# EXERCISE TASK
Each line of the material below should be reproduced exactly.

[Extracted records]
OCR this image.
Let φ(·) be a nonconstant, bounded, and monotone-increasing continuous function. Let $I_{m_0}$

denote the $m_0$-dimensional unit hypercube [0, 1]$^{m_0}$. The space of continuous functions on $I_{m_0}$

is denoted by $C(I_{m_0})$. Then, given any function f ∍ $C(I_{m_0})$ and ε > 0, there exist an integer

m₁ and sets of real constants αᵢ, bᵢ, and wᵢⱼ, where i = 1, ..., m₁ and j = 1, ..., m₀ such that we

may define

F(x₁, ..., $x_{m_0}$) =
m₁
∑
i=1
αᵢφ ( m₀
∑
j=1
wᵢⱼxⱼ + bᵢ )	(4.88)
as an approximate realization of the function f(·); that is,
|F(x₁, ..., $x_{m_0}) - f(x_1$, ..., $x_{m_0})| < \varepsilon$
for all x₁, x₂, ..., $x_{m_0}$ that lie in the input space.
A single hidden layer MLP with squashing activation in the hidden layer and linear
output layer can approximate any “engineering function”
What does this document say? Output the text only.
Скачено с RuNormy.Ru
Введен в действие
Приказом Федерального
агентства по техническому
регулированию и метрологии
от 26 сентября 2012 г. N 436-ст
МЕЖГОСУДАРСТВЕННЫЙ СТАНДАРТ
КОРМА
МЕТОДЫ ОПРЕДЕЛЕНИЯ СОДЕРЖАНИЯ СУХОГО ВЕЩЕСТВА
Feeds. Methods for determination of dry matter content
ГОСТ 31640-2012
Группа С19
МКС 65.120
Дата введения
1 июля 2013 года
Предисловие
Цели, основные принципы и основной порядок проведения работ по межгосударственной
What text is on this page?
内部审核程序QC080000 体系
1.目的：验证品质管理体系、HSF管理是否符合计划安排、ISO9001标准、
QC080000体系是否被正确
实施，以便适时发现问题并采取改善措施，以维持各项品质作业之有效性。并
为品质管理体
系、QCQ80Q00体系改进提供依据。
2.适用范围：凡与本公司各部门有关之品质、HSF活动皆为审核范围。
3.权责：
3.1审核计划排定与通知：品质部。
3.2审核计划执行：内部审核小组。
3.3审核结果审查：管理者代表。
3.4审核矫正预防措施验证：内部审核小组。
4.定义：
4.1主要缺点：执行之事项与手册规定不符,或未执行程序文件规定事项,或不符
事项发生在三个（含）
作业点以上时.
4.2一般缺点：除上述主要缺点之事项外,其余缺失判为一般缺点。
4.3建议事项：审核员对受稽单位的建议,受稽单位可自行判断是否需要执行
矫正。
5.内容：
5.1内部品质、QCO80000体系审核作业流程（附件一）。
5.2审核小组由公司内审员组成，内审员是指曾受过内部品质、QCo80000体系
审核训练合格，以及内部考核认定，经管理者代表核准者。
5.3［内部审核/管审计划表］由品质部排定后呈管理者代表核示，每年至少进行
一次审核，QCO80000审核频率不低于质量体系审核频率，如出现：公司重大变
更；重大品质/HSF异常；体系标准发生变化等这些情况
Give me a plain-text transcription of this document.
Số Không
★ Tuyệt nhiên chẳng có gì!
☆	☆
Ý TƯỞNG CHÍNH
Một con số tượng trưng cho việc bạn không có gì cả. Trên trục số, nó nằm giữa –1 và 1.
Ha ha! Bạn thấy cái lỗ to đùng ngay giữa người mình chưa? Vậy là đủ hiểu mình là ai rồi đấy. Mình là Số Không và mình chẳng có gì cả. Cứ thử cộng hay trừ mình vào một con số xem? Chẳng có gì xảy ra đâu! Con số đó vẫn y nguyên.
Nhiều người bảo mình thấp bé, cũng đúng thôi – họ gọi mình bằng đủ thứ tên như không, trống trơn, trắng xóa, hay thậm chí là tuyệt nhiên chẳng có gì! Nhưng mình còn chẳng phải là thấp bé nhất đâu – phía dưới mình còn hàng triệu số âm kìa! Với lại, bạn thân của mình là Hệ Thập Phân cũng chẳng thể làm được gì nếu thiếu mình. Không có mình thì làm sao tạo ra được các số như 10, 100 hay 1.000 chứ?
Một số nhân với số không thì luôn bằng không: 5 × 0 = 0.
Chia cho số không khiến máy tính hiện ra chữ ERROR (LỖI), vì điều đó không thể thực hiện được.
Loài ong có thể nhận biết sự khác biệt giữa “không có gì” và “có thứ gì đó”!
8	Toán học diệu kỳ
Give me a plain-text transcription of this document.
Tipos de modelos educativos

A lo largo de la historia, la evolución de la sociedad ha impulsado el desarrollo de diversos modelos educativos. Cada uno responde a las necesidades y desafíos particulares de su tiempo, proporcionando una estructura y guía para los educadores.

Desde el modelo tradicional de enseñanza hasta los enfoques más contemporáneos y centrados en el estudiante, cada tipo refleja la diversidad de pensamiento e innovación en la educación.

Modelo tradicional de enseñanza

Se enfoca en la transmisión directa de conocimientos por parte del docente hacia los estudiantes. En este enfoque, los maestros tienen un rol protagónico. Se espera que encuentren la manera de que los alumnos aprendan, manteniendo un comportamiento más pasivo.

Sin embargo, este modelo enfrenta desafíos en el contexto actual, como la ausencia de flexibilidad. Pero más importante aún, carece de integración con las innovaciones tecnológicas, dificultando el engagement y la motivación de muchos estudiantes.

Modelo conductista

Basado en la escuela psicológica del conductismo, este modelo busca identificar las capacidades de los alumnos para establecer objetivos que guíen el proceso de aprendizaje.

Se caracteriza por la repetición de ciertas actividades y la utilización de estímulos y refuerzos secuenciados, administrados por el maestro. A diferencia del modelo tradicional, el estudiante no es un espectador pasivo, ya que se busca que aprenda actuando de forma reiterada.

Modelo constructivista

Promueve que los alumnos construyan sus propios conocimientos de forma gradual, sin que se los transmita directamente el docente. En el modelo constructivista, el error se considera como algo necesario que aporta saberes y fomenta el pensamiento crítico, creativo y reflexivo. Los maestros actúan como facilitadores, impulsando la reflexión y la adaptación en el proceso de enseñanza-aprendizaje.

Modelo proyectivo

# RESULT OF THIS TASK
OCR this image.
Let φ(·) be a nonconstant, bounded, and monotone-increasing continuous function. Let $I_{m_0}$

denote the $m_0$-dimensional unit hypercube [0, 1]$^{m_0}$. The space of continuous functions on $I_{m_0}$

is denoted by $C(I_{m_0})$. Then, given any function f ∍ $C(I_{m_0})$ and ε > 0, there exist an integer

m₁ and sets of real constants αᵢ, bᵢ, and wᵢⱼ, where i = 1, ..., m₁ and j = 1, ..., m₀ such that we

may define

F(x₁, ..., $x_{m_0}$) =
m₁
∑
i=1
αᵢφ ( m₀
∑
j=1
wᵢⱼxⱼ + bᵢ )	(4.88)
as an approximate realization of the function f(·); that is,
|F(x₁, ..., $x_{m_0}) - f(x_1$, ..., $x_{m_0})| < \varepsilon$
for all x₁, x₂, ..., $x_{m_0}$ that lie in the input space.
A single hidden layer MLP with squashing activation in the hidden layer and linear
output layer can approximate any “engineering function”
What does this document say? Output the text only.
Скачено с RuNormy.Ru
Введен в действие
Приказом Федерального
агентства по техническому
регулированию и метрологии
от 26 сентября 2012 г. N 436-ст
МЕЖГОСУДАРСТВЕННЫЙ СТАНДАРТ
КОРМА
МЕТОДЫ ОПРЕДЕЛЕНИЯ СОДЕРЖАНИЯ СУХОГО ВЕЩЕСТВА
Feeds. Methods for determination of dry matter content
ГОСТ 31640-2012
Группа С19
МКС 65.120
Дата введения
1 июля 2013 года
Предисловие
Цели, основные принципы и основной порядок проведения работ по межгосударственной
What text is on this page?
内部审核程序QC080000 体系
1.目的：验证品质管理体系、HSF管理是否符合计划安排、ISO9001标准、
QC080000体系是否被正确
实施，以便适时发现问题并采取改善措施，以维持各项品质作业之有效性。并
为品质管理体
系、QCQ80Q00体系改进提供依据。
2.适用范围：凡与本公司各部门有关之品质、HSF活动皆为审核范围。
3.权责：
3.1审核计划排定与通知：品质部。
3.2审核计划执行：内部审核小组。
3.3审核结果审查：管理者代表。
3.4审核矫正预防措施验证：内部审核小组。
4.定义：
4.1主要缺点：执行之事项与手册规定不符,或未执行程序文件规定事项,或不符
事项发生在三个（含）
作业点以上时.
4.2一般缺点：除上述主要缺点之事项外,其余缺失判为一般缺点。
4.3建议事项：审核员对受稽单位的建议,受稽单位可自行判断是否需要执行
矫正。
5.内容：
5.1内部品质、QCO80000体系审核作业流程（附件一）。
5.2审核小组由公司内审员组成，内审员是指曾受过内部品质、QCo80000体系
审核训练合格，以及内部考核认定，经管理者代表核准者。
5.3［内部审核/管审计划表］由品质部排定后呈管理者代表核示，每年至少进行
一次审核，QCO80000审核频率不低于质量体系审核频率，如出现：公司重大变
更；重大品质/HSF异常；体系标准发生变化等这些情况
Give me a plain-text transcription of this document.
Số Không
★ Tuyệt nhiên chẳng có gì!
☆	☆
Ý TƯỞNG CHÍNH
Một con số tượng trưng cho việc bạn không có gì cả. Trên trục số, nó nằm giữa –1 và 1.
Ha ha! Bạn thấy cái lỗ to đùng ngay giữa người mình chưa? Vậy là đủ hiểu mình là ai rồi đấy. Mình là Số Không và mình chẳng có gì cả. Cứ thử cộng hay trừ mình vào một con số xem? Chẳng có gì xảy ra đâu! Con số đó vẫn y nguyên.
Nhiều người bảo mình thấp bé, cũng đúng thôi – họ gọi mình bằng đủ thứ tên như không, trống trơn, trắng xóa, hay thậm chí là tuyệt nhiên chẳng có gì! Nhưng mình còn chẳng phải là thấp bé nhất đâu – phía dưới mình còn hàng triệu số âm kìa! Với lại, bạn thân của mình là Hệ Thập Phân cũng chẳng thể làm được gì nếu thiếu mình. Không có mình thì làm sao tạo ra được các số như 10, 100 hay 1.000 chứ?
Một số nhân với số không thì luôn bằng không: 5 × 0 = 0.
Chia cho số không khiến máy tính hiện ra chữ ERROR (LỖI), vì điều đó không thể thực hiện được.
Loài ong có thể nhận biết sự khác biệt giữa “không có gì” và “có thứ gì đó”!
8	Toán học diệu kỳ
Give me a plain-text transcription of this document.
Tipos de modelos educativos

A lo largo de la historia, la evolución de la sociedad ha impulsado el desarrollo de diversos modelos educativos. Cada uno responde a las necesidades y desafíos particulares de su tiempo, proporcionando una estructura y guía para los educadores.

Desde el modelo tradicional de enseñanza hasta los enfoques más contemporáneos y centrados en el estudiante, cada tipo refleja la diversidad de pensamiento e innovación en la educación.

Modelo tradicional de enseñanza

Se enfoca en la transmisión directa de conocimientos por parte del docente hacia los estudiantes. En este enfoque, los maestros tienen un rol protagónico. Se espera que encuentren la manera de que los alumnos aprendan, manteniendo un comportamiento más pasivo.

Sin embargo, este modelo enfrenta desafíos en el contexto actual, como la ausencia de flexibilidad. Pero más importante aún, carece de integración con las innovaciones tecnológicas, dificultando el engagement y la motivación de muchos estudiantes.

Modelo conductista

Basado en la escuela psicológica del conductismo, este modelo busca identificar las capacidades de los alumnos para establecer objetivos que guíen el proceso de aprendizaje.

Se caracteriza por la repetición de ciertas actividades y la utilización de estímulos y refuerzos secuenciados, administrados por el maestro. A diferencia del modelo tradicional, el estudiante no es un espectador pasivo, ya que se busca que aprenda actuando de forma reiterada.

Modelo constructivista

Promueve que los alumnos construyan sus propios conocimientos de forma gradual, sin que se los transmita directamente el docente. En el modelo constructivista, el error se considera como algo necesario que aporta saberes y fomenta el pensamiento crítico, creativo y reflexivo. Los maestros actúan como facilitadores, impulsando la reflexión y la adaptación en el proceso de enseñanza-aprendizaje.

Modelo proyectivo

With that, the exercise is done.